BRIEF
Quote the entries word for word. Omit the pictures.

EXTRACTED DATA
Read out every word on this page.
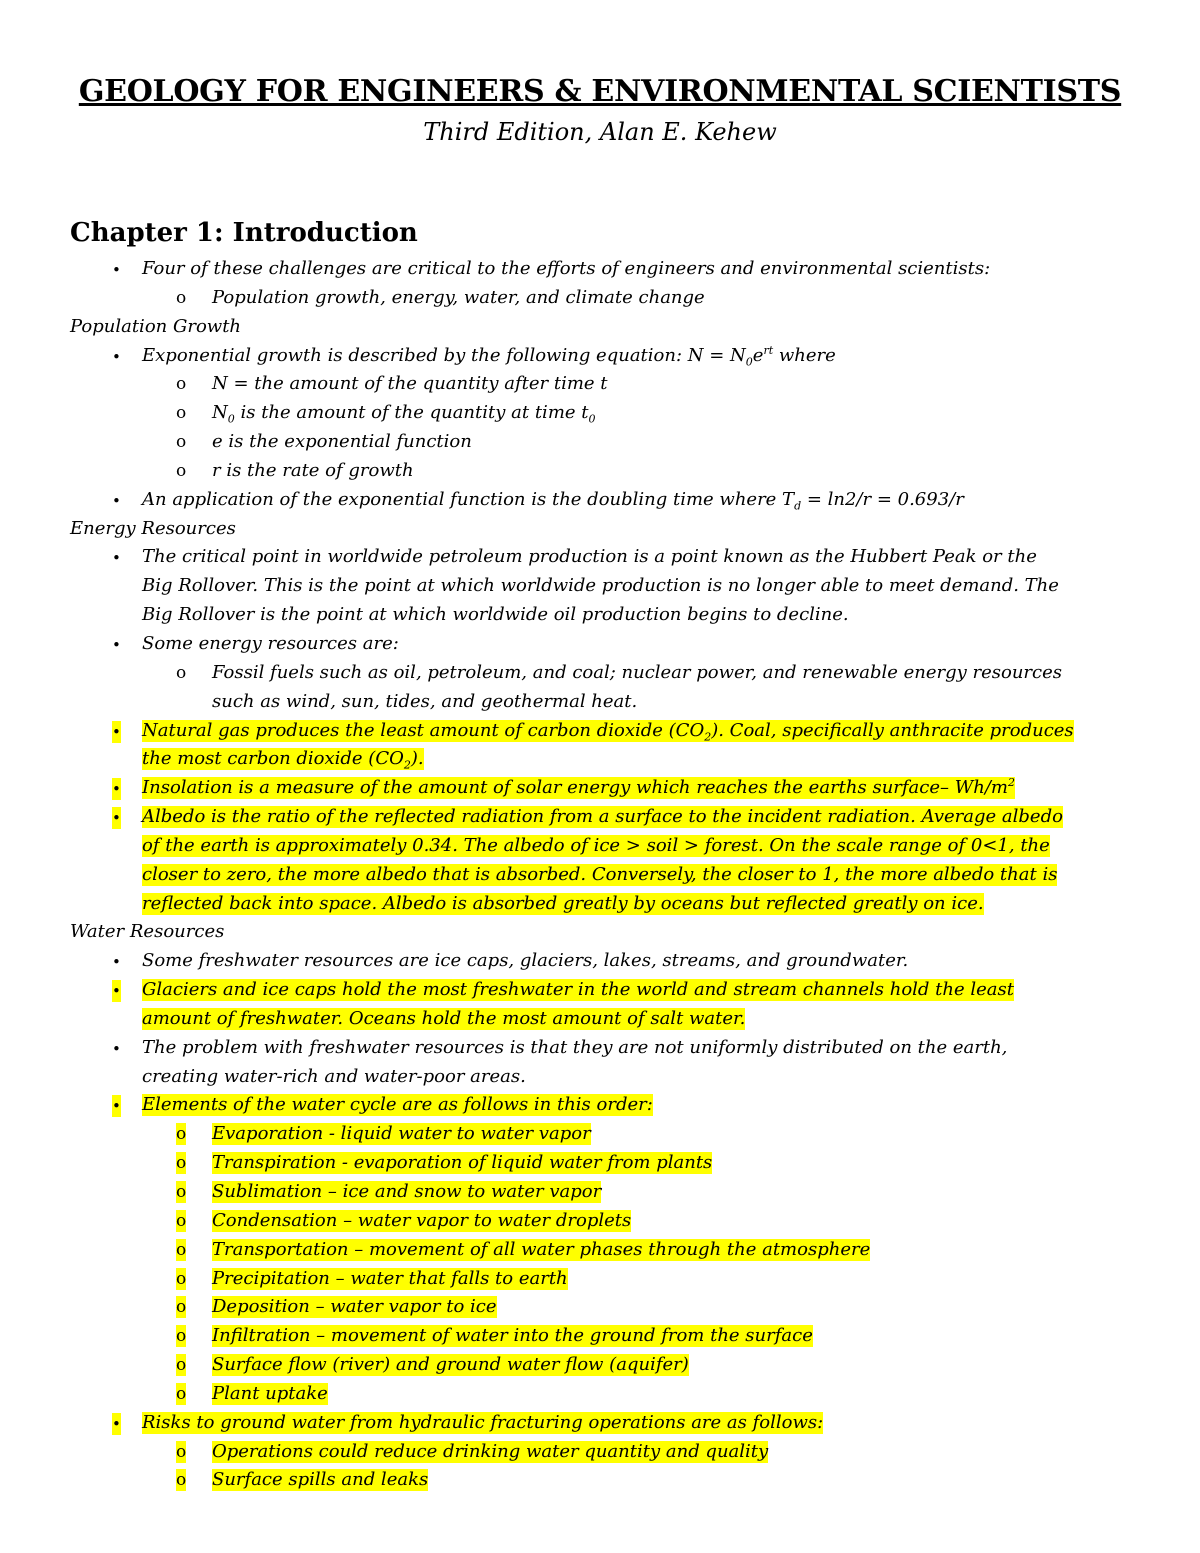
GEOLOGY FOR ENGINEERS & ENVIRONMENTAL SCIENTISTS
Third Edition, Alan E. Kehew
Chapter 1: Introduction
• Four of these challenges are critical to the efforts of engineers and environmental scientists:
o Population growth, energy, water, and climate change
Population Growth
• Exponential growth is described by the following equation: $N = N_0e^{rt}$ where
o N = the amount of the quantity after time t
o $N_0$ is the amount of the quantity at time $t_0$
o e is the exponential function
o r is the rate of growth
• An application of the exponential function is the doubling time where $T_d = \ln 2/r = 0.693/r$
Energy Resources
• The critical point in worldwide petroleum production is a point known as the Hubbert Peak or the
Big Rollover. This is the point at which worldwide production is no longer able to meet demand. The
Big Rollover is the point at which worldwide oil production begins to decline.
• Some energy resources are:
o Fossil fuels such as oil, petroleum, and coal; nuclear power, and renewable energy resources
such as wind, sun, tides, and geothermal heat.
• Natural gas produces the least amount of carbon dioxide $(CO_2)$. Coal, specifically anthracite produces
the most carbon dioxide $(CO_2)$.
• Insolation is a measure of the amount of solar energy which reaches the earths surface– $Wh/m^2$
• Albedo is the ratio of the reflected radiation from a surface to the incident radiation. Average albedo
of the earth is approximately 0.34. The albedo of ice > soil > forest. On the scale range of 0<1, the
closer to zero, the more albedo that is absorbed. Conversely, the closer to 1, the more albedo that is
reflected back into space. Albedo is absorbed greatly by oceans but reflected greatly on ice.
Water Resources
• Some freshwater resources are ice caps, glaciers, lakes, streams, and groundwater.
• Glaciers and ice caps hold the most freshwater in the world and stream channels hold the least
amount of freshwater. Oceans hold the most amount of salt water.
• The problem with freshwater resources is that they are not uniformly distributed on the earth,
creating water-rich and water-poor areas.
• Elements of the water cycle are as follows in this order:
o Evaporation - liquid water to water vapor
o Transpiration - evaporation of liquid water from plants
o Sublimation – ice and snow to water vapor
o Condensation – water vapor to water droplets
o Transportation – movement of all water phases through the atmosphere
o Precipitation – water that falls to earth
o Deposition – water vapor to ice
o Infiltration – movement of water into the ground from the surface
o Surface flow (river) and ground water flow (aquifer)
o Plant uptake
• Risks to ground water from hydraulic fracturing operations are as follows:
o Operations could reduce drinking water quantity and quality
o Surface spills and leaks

RESPONSE
Read out every word on this page.
GEOLOGY FOR ENGINEERS & ENVIRONMENTAL SCIENTISTS
Third Edition, Alan E. Kehew
Chapter 1: Introduction
• Four of these challenges are critical to the efforts of engineers and environmental scientists:
o Population growth, energy, water, and climate change
Population Growth
• Exponential growth is described by the following equation: $N = N_0e^{rt}$ where
o N = the amount of the quantity after time t
o $N_0$ is the amount of the quantity at time $t_0$
o e is the exponential function
o r is the rate of growth
• An application of the exponential function is the doubling time where $T_d = \ln 2/r = 0.693/r$
Energy Resources
• The critical point in worldwide petroleum production is a point known as the Hubbert Peak or the
Big Rollover. This is the point at which worldwide production is no longer able to meet demand. The
Big Rollover is the point at which worldwide oil production begins to decline.
• Some energy resources are:
o Fossil fuels such as oil, petroleum, and coal; nuclear power, and renewable energy resources
such as wind, sun, tides, and geothermal heat.
• Natural gas produces the least amount of carbon dioxide $(CO_2)$. Coal, specifically anthracite produces
the most carbon dioxide $(CO_2)$.
• Insolation is a measure of the amount of solar energy which reaches the earths surface– $Wh/m^2$
• Albedo is the ratio of the reflected radiation from a surface to the incident radiation. Average albedo
of the earth is approximately 0.34. The albedo of ice > soil > forest. On the scale range of 0<1, the
closer to zero, the more albedo that is absorbed. Conversely, the closer to 1, the more albedo that is
reflected back into space. Albedo is absorbed greatly by oceans but reflected greatly on ice.
Water Resources
• Some freshwater resources are ice caps, glaciers, lakes, streams, and groundwater.
• Glaciers and ice caps hold the most freshwater in the world and stream channels hold the least
amount of freshwater. Oceans hold the most amount of salt water.
• The problem with freshwater resources is that they are not uniformly distributed on the earth,
creating water-rich and water-poor areas.
• Elements of the water cycle are as follows in this order:
o Evaporation - liquid water to water vapor
o Transpiration - evaporation of liquid water from plants
o Sublimation – ice and snow to water vapor
o Condensation – water vapor to water droplets
o Transportation – movement of all water phases through the atmosphere
o Precipitation – water that falls to earth
o Deposition – water vapor to ice
o Infiltration – movement of water into the ground from the surface
o Surface flow (river) and ground water flow (aquifer)
o Plant uptake
• Risks to ground water from hydraulic fracturing operations are as follows:
o Operations could reduce drinking water quantity and quality
o Surface spills and leaks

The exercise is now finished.